Stored items from a collection

::::

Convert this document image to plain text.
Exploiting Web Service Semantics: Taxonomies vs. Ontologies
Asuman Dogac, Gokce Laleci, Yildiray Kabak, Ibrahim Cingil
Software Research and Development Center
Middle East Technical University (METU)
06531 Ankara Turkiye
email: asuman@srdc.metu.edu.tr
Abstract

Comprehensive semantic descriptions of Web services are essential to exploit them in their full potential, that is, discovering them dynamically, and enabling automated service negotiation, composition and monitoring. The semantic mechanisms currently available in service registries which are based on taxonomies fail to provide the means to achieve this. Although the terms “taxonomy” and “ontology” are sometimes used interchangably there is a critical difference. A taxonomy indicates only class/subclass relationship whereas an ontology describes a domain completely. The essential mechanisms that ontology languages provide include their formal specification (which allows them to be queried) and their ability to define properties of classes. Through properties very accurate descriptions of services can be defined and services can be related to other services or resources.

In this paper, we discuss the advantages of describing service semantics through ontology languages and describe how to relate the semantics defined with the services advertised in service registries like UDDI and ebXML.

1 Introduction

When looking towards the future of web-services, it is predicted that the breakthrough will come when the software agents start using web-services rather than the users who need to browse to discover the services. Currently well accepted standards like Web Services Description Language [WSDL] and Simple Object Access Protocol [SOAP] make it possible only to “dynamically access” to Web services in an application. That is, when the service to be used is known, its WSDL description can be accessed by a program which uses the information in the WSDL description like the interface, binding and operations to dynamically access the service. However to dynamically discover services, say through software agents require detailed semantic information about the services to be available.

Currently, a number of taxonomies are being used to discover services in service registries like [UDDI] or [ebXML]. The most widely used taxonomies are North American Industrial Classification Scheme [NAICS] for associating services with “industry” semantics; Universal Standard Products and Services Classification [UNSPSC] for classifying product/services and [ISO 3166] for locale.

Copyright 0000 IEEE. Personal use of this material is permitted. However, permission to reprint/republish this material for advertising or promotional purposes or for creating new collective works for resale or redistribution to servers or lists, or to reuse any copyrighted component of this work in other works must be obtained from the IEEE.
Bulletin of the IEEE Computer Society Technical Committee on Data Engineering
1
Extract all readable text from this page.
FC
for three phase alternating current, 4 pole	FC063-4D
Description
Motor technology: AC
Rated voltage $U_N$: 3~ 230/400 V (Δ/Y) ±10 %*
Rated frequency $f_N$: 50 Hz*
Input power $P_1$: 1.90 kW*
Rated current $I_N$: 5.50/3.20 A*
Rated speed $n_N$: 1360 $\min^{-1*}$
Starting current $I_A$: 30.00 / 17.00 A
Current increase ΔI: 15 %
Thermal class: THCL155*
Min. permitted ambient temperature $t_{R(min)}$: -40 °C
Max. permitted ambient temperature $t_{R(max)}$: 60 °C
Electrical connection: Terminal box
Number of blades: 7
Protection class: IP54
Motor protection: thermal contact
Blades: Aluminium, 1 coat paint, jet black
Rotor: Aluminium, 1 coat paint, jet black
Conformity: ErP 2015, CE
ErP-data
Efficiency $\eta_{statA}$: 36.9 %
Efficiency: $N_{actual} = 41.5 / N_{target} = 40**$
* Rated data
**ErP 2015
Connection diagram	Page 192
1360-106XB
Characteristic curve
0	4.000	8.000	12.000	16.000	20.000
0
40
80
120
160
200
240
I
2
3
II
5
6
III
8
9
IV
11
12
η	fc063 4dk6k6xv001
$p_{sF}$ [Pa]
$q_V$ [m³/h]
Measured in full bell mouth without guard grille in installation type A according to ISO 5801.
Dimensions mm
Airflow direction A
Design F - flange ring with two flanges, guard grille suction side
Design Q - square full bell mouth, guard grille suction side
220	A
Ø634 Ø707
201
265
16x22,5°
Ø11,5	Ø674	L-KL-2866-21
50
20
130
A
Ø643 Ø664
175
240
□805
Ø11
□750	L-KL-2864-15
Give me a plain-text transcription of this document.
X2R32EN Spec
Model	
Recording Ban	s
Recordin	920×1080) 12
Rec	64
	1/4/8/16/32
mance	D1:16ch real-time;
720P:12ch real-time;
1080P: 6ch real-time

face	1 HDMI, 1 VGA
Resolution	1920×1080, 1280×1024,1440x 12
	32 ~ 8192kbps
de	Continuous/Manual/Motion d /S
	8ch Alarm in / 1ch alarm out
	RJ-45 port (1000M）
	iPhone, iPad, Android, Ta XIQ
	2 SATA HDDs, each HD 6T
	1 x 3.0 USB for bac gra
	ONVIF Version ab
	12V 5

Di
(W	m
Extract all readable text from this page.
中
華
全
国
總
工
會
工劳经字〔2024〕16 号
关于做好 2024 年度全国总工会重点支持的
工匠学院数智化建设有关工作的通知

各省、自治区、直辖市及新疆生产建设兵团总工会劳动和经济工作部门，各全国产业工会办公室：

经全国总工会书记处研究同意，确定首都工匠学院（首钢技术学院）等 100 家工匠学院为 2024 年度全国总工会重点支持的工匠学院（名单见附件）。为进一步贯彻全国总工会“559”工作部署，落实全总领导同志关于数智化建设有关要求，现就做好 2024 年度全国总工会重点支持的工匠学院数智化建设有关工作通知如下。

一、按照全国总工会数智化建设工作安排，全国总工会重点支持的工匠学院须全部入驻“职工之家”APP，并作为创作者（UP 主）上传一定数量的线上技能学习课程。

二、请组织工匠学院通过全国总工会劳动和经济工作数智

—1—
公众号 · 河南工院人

::::

Aim of the task: Copy every line of the listing containing the string "full".

Exercise solution:
Comprehensive semantic descriptions of Web services are essential to exploit them in their full potential, that is, discovering them dynamically, and enabling automated service negotiation, composition and monitoring. The semantic mechanisms currently available in service registries which are based on taxonomies fail to provide the means to achieve this. Although the terms “taxonomy” and “ontology” are sometimes used interchangably there is a critical difference. A taxonomy indicates only class/subclass relationship whereas an ontology describes a domain completely. The essential mechanisms that ontology languages provide include their formal specification (which allows them to be queried) and their ability to define properties of classes. Through properties very accurate descriptions of services can be defined and services can be related to other services or resources.
Measured in full bell mouth without guard grille in installation type A according to ISO 5801.
Design Q - square full bell mouth, guard grille suction side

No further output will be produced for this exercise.